- **DATASET RECORDS**:

===============

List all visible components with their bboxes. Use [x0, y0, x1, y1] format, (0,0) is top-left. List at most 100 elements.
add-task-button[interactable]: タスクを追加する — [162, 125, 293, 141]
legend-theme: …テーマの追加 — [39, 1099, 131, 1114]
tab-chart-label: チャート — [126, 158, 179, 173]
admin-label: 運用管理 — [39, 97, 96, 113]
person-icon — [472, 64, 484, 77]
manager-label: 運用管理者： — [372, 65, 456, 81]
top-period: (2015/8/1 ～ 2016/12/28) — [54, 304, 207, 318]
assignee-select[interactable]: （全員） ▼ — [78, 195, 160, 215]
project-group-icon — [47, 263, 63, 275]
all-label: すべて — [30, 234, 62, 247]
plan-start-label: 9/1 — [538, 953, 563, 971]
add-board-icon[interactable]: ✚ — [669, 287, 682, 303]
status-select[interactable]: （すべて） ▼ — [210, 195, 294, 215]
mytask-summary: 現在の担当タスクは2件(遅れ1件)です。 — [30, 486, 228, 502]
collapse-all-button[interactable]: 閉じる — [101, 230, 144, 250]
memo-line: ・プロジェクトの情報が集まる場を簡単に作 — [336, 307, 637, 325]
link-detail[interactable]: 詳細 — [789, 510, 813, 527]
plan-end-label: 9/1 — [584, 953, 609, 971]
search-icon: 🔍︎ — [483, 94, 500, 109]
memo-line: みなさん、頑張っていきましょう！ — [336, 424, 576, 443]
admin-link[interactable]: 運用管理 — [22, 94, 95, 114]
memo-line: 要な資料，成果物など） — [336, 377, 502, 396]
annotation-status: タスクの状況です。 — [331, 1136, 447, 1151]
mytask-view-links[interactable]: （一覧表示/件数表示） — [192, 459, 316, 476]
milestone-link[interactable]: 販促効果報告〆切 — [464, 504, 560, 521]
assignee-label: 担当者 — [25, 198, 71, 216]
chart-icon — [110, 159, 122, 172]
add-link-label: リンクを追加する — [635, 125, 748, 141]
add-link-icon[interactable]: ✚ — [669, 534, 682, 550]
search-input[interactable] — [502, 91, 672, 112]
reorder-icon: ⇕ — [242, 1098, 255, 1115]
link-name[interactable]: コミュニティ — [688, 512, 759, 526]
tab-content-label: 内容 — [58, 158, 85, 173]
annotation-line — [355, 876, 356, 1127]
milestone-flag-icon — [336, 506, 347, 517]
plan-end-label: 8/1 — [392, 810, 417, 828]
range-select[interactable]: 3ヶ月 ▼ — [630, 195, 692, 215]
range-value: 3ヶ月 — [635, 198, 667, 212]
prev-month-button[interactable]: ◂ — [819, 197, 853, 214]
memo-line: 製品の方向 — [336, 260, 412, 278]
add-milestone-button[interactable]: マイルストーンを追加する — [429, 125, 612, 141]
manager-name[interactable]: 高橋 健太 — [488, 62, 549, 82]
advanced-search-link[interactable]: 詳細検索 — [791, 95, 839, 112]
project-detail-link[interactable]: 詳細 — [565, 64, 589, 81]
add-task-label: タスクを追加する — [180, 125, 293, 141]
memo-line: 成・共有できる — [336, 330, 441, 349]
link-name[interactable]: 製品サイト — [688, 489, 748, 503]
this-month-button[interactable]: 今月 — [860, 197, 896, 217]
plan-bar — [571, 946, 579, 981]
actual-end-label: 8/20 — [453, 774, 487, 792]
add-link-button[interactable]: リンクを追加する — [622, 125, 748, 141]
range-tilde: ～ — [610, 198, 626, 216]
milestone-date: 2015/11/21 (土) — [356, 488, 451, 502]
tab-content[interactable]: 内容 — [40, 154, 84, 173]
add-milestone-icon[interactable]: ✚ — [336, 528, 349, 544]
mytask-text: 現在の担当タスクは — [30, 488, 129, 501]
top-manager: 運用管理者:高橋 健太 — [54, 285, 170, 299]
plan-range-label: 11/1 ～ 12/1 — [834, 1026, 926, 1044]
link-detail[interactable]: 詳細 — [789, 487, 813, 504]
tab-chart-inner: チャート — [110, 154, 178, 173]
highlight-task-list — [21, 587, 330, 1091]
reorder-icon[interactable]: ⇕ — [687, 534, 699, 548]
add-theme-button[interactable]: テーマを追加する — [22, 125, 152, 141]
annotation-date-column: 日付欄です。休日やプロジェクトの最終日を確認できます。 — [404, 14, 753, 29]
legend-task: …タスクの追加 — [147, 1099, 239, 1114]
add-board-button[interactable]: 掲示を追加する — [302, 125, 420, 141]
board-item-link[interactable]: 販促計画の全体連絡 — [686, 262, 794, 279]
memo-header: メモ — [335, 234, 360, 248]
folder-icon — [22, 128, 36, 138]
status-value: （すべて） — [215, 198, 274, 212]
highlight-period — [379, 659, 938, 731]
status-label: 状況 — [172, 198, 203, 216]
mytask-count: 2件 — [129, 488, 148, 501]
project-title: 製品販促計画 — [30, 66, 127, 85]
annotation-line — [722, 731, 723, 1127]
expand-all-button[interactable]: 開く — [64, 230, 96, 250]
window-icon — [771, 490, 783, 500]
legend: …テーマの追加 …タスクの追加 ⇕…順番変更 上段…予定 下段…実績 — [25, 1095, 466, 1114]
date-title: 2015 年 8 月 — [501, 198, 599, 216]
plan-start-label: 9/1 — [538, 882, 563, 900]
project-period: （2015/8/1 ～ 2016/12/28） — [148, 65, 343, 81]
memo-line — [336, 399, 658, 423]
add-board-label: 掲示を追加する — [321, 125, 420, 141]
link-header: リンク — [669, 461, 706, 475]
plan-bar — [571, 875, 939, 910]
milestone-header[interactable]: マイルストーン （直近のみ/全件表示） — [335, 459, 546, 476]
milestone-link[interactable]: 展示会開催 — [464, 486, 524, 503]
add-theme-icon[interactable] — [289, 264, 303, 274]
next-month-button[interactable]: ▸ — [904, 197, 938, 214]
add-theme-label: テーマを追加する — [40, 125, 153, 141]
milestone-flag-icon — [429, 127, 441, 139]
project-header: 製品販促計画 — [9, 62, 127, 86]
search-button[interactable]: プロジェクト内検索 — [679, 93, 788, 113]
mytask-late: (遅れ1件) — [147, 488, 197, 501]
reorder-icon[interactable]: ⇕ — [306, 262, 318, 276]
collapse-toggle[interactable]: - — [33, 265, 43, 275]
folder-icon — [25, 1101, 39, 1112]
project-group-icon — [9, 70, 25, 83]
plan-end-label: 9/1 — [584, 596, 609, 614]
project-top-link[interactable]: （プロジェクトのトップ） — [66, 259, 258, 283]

===============

- **INSTRUCTION**: How many lines in the records contain the string "flag"? Reply with the number only.

- **TASK RESPONSE**: 2